» **Figure content listings**
++++++++++++++++++++

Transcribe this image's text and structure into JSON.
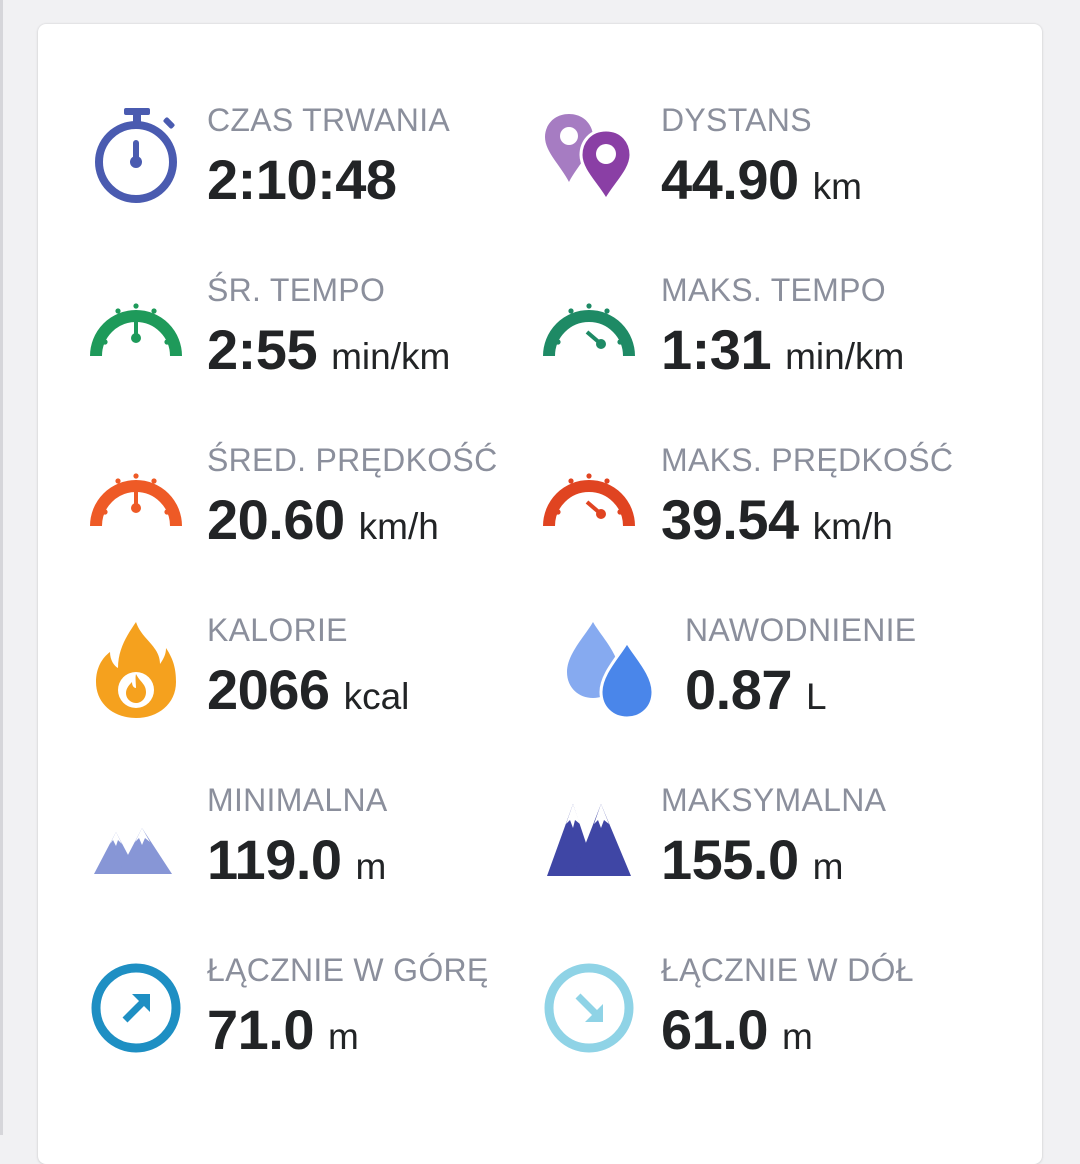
{
  "stats": [
    {
      "label": "CZAS TRWANIA",
      "value": "2:10:48",
      "unit": "",
      "icon": "stopwatch-icon"
    },
    {
      "label": "DYSTANS",
      "value": "44.90",
      "unit": "km",
      "icon": "map-pins-icon"
    },
    {
      "label": "ŚR. TEMPO",
      "value": "2:55",
      "unit": "min/km",
      "icon": "speedometer-icon"
    },
    {
      "label": "MAKS. TEMPO",
      "value": "1:31",
      "unit": "min/km",
      "icon": "speedometer-max-icon"
    },
    {
      "label": "ŚRED. PRĘDKOŚĆ",
      "value": "20.60",
      "unit": "km/h",
      "icon": "speedometer-icon"
    },
    {
      "label": "MAKS. PRĘDKOŚĆ",
      "value": "39.54",
      "unit": "km/h",
      "icon": "speedometer-max-icon"
    },
    {
      "label": "KALORIE",
      "value": "2066",
      "unit": "kcal",
      "icon": "flame-icon"
    },
    {
      "label": "NAWODNIENIE",
      "value": "0.87",
      "unit": "L",
      "icon": "water-drops-icon"
    },
    {
      "label": "MINIMALNA",
      "value": "119.0",
      "unit": "m",
      "icon": "mountains-icon"
    },
    {
      "label": "MAKSYMALNA",
      "value": "155.0",
      "unit": "m",
      "icon": "mountains-icon"
    },
    {
      "label": "ŁĄCZNIE W GÓRĘ",
      "value": "71.0",
      "unit": "m",
      "icon": "ascent-arrow-icon"
    },
    {
      "label": "ŁĄCZNIE W DÓŁ",
      "value": "61.0",
      "unit": "m",
      "icon": "descent-arrow-icon"
    }
  ],
  "colors": {
    "label": "#8b8f9c",
    "value": "#222426",
    "stopwatch": "#4a5bb0",
    "pin_light": "#a67cc2",
    "pin_dark": "#8a3fa5",
    "pace": "#1e9a5a",
    "max_pace": "#1e8a65",
    "speed": "#ee5a26",
    "max_speed": "#e04421",
    "flame": "#f5a11e",
    "drop_light": "#86aaf0",
    "drop_dark": "#4a86ea",
    "mountain_light": "#8796d6",
    "mountain_dark": "#3f46a5",
    "ascent": "#1e8fc3",
    "descent": "#8fd3e6"
  }
}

++++++++++++++++++++

» **What the exercise asks**
Without the pictures, repeat all the records word for word.

» **The output**
Transcribe this image's text and structure into JSON.
{
  "stats": [
    {
      "label": "CZAS TRWANIA",
      "value": "2:10:48",
      "unit": "",
      "icon": "stopwatch-icon"
    },
    {
      "label": "DYSTANS",
      "value": "44.90",
      "unit": "km",
      "icon": "map-pins-icon"
    },
    {
      "label": "ŚR. TEMPO",
      "value": "2:55",
      "unit": "min/km",
      "icon": "speedometer-icon"
    },
    {
      "label": "MAKS. TEMPO",
      "value": "1:31",
      "unit": "min/km",
      "icon": "speedometer-max-icon"
    },
    {
      "label": "ŚRED. PRĘDKOŚĆ",
      "value": "20.60",
      "unit": "km/h",
      "icon": "speedometer-icon"
    },
    {
      "label": "MAKS. PRĘDKOŚĆ",
      "value": "39.54",
      "unit": "km/h",
      "icon": "speedometer-max-icon"
    },
    {
      "label": "KALORIE",
      "value": "2066",
      "unit": "kcal",
      "icon": "flame-icon"
    },
    {
      "label": "NAWODNIENIE",
      "value": "0.87",
      "unit": "L",
      "icon": "water-drops-icon"
    },
    {
      "label": "MINIMALNA",
      "value": "119.0",
      "unit": "m",
      "icon": "mountains-icon"
    },
    {
      "label": "MAKSYMALNA",
      "value": "155.0",
      "unit": "m",
      "icon": "mountains-icon"
    },
    {
      "label": "ŁĄCZNIE W GÓRĘ",
      "value": "71.0",
      "unit": "m",
      "icon": "ascent-arrow-icon"
    },
    {
      "label": "ŁĄCZNIE W DÓŁ",
      "value": "61.0",
      "unit": "m",
      "icon": "descent-arrow-icon"
    }
  ],
  "colors": {
    "label": "#8b8f9c",
    "value": "#222426",
    "stopwatch": "#4a5bb0",
    "pin_light": "#a67cc2",
    "pin_dark": "#8a3fa5",
    "pace": "#1e9a5a",
    "max_pace": "#1e8a65",
    "speed": "#ee5a26",
    "max_speed": "#e04421",
    "flame": "#f5a11e",
    "drop_light": "#86aaf0",
    "drop_dark": "#4a86ea",
    "mountain_light": "#8796d6",
    "mountain_dark": "#3f46a5",
    "ascent": "#1e8fc3",
    "descent": "#8fd3e6"
  }
}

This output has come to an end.